Data records
— start —

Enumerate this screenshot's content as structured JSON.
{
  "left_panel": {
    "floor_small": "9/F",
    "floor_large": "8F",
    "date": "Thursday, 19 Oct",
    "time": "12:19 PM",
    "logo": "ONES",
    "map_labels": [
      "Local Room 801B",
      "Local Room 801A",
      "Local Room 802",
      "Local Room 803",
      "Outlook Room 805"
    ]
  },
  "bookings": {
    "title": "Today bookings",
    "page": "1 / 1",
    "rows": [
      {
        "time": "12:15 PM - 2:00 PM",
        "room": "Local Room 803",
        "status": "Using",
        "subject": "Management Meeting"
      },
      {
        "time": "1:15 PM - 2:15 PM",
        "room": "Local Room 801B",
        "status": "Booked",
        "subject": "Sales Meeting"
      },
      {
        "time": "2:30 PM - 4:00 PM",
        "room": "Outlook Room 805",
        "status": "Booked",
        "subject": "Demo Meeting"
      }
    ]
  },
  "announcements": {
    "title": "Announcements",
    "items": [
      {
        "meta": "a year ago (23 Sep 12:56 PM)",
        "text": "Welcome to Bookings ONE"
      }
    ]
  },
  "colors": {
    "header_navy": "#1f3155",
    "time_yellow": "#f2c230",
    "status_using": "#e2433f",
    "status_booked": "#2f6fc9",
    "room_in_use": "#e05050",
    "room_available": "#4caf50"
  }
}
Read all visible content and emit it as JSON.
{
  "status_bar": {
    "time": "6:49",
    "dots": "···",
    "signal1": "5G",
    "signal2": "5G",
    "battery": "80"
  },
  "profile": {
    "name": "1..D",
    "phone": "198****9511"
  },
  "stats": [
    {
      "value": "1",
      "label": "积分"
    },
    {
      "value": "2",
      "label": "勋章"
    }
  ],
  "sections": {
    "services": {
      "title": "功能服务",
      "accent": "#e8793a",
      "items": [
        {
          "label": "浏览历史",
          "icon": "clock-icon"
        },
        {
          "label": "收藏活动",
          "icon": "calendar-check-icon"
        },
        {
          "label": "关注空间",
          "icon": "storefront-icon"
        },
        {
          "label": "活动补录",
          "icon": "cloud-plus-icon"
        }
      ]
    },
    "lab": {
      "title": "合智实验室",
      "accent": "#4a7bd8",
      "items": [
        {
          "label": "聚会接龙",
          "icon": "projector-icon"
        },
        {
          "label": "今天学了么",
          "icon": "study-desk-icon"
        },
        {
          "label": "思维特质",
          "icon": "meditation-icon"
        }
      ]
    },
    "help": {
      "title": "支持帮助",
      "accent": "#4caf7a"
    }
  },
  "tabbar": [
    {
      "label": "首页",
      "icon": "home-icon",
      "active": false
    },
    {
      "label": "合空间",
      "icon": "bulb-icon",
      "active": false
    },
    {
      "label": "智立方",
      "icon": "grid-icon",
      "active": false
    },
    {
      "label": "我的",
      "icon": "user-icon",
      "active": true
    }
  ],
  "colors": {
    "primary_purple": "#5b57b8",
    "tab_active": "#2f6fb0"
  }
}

— end —

Find the lines above that contain the word "icon" and collect them.

- _SOLUTION_
          "icon": "clock-icon"
          "icon": "calendar-check-icon"
          "icon": "storefront-icon"
          "icon": "cloud-plus-icon"
          "icon": "projector-icon"
          "icon": "study-desk-icon"
          "icon": "meditation-icon"
      "icon": "home-icon",
      "icon": "bulb-icon",
      "icon": "grid-icon",
      "icon": "user-icon",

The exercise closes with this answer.